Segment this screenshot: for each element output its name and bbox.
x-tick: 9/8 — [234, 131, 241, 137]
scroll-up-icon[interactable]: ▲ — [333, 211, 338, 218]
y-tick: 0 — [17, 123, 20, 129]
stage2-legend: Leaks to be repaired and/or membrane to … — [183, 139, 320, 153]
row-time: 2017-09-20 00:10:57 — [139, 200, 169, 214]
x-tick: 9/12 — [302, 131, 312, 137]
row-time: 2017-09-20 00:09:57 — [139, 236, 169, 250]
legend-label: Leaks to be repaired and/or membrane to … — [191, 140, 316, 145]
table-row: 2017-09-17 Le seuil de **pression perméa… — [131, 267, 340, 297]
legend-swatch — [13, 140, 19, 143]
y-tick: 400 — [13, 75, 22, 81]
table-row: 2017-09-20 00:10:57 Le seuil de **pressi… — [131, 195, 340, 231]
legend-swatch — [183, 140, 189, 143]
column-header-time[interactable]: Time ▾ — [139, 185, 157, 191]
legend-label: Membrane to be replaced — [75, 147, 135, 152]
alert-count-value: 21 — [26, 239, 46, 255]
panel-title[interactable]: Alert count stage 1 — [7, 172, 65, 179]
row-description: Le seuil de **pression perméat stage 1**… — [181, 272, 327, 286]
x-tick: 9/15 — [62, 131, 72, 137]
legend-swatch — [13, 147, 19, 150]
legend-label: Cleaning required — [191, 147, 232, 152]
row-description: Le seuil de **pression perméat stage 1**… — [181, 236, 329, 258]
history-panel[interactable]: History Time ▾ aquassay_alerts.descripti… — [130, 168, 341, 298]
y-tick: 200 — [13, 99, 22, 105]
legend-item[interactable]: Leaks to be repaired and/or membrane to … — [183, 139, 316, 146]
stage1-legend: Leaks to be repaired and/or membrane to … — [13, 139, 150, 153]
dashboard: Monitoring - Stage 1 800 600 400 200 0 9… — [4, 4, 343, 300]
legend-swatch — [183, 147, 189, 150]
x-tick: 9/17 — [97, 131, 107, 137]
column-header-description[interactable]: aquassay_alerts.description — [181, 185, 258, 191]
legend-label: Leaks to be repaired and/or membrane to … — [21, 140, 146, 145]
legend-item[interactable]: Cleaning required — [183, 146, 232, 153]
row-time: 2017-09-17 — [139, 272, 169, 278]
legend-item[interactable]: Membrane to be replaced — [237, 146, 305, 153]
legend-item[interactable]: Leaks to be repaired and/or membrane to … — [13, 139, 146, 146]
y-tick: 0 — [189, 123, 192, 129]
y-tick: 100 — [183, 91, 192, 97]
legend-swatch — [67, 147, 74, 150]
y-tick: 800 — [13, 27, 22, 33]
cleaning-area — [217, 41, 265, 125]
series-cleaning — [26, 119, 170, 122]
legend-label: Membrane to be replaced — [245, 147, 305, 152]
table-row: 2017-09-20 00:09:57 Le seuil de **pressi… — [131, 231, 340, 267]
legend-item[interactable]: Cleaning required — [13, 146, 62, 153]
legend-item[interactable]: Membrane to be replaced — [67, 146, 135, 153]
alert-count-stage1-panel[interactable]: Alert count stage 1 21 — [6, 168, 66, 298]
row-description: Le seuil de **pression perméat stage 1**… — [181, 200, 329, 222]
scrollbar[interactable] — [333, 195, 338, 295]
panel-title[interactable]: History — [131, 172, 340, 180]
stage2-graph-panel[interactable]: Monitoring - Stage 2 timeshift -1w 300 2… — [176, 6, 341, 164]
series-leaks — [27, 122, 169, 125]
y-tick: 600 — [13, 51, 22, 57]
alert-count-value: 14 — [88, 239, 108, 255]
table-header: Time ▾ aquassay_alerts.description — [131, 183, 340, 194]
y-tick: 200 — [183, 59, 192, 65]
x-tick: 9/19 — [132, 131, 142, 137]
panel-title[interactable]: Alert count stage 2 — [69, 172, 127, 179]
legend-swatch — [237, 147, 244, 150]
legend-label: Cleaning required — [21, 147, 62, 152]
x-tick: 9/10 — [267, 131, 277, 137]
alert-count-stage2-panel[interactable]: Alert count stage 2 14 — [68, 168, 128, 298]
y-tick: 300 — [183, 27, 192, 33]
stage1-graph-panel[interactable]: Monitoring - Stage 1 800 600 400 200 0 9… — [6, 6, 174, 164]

+++

Repeat the data in full. Nothing may be dropped or altered.

Segment this screenshot: for each element output its name and bbox.
x-tick: 9/8 — [234, 131, 241, 137]
scroll-up-icon[interactable]: ▲ — [333, 211, 338, 218]
y-tick: 0 — [17, 123, 20, 129]
stage2-legend: Leaks to be repaired and/or membrane to … — [183, 139, 320, 153]
row-time: 2017-09-20 00:10:57 — [139, 200, 169, 214]
x-tick: 9/12 — [302, 131, 312, 137]
row-time: 2017-09-20 00:09:57 — [139, 236, 169, 250]
legend-label: Leaks to be repaired and/or membrane to … — [191, 140, 316, 145]
table-row: 2017-09-17 Le seuil de **pression perméa… — [131, 267, 340, 297]
legend-swatch — [13, 140, 19, 143]
y-tick: 400 — [13, 75, 22, 81]
table-row: 2017-09-20 00:10:57 Le seuil de **pressi… — [131, 195, 340, 231]
legend-swatch — [183, 140, 189, 143]
column-header-time[interactable]: Time ▾ — [139, 185, 157, 191]
legend-label: Membrane to be replaced — [75, 147, 135, 152]
alert-count-value: 21 — [26, 239, 46, 255]
panel-title[interactable]: Alert count stage 1 — [7, 172, 65, 179]
row-description: Le seuil de **pression perméat stage 1**… — [181, 272, 327, 286]
x-tick: 9/15 — [62, 131, 72, 137]
legend-swatch — [13, 147, 19, 150]
legend-label: Cleaning required — [191, 147, 232, 152]
row-description: Le seuil de **pression perméat stage 1**… — [181, 236, 329, 258]
history-panel[interactable]: History Time ▾ aquassay_alerts.descripti… — [130, 168, 341, 298]
y-tick: 200 — [13, 99, 22, 105]
legend-item[interactable]: Leaks to be repaired and/or membrane to … — [183, 139, 316, 146]
stage1-legend: Leaks to be repaired and/or membrane to … — [13, 139, 150, 153]
dashboard: Monitoring - Stage 1 800 600 400 200 0 9… — [4, 4, 343, 300]
legend-swatch — [183, 147, 189, 150]
x-tick: 9/17 — [97, 131, 107, 137]
column-header-description[interactable]: aquassay_alerts.description — [181, 185, 258, 191]
legend-label: Leaks to be repaired and/or membrane to … — [21, 140, 146, 145]
legend-item[interactable]: Cleaning required — [183, 146, 232, 153]
row-time: 2017-09-17 — [139, 272, 169, 278]
legend-item[interactable]: Membrane to be replaced — [237, 146, 305, 153]
legend-item[interactable]: Leaks to be repaired and/or membrane to … — [13, 139, 146, 146]
y-tick: 0 — [189, 123, 192, 129]
y-tick: 100 — [183, 91, 192, 97]
legend-swatch — [67, 147, 74, 150]
y-tick: 800 — [13, 27, 22, 33]
cleaning-area — [217, 41, 265, 125]
series-cleaning — [26, 119, 170, 122]
legend-label: Membrane to be replaced — [245, 147, 305, 152]
table-row: 2017-09-20 00:09:57 Le seuil de **pressi… — [131, 231, 340, 267]
legend-item[interactable]: Cleaning required — [13, 146, 62, 153]
legend-item[interactable]: Membrane to be replaced — [67, 146, 135, 153]
alert-count-stage1-panel[interactable]: Alert count stage 1 21 — [6, 168, 66, 298]
row-description: Le seuil de **pression perméat stage 1**… — [181, 200, 329, 222]
scrollbar[interactable] — [333, 195, 338, 295]
panel-title[interactable]: History — [131, 172, 340, 180]
stage2-graph-panel[interactable]: Monitoring - Stage 2 timeshift -1w 300 2… — [176, 6, 341, 164]
series-leaks — [27, 122, 169, 125]
y-tick: 600 — [13, 51, 22, 57]
alert-count-value: 14 — [88, 239, 108, 255]
table-header: Time ▾ aquassay_alerts.description — [131, 183, 340, 194]
y-tick: 200 — [183, 59, 192, 65]
x-tick: 9/19 — [132, 131, 142, 137]
panel-title[interactable]: Alert count stage 2 — [69, 172, 127, 179]
legend-swatch — [237, 147, 244, 150]
legend-label: Cleaning required — [21, 147, 62, 152]
x-tick: 9/10 — [267, 131, 277, 137]
alert-count-stage2-panel[interactable]: Alert count stage 2 14 — [68, 168, 128, 298]
y-tick: 300 — [183, 27, 192, 33]
stage1-graph-panel[interactable]: Monitoring - Stage 1 800 600 400 200 0 9… — [6, 6, 174, 164]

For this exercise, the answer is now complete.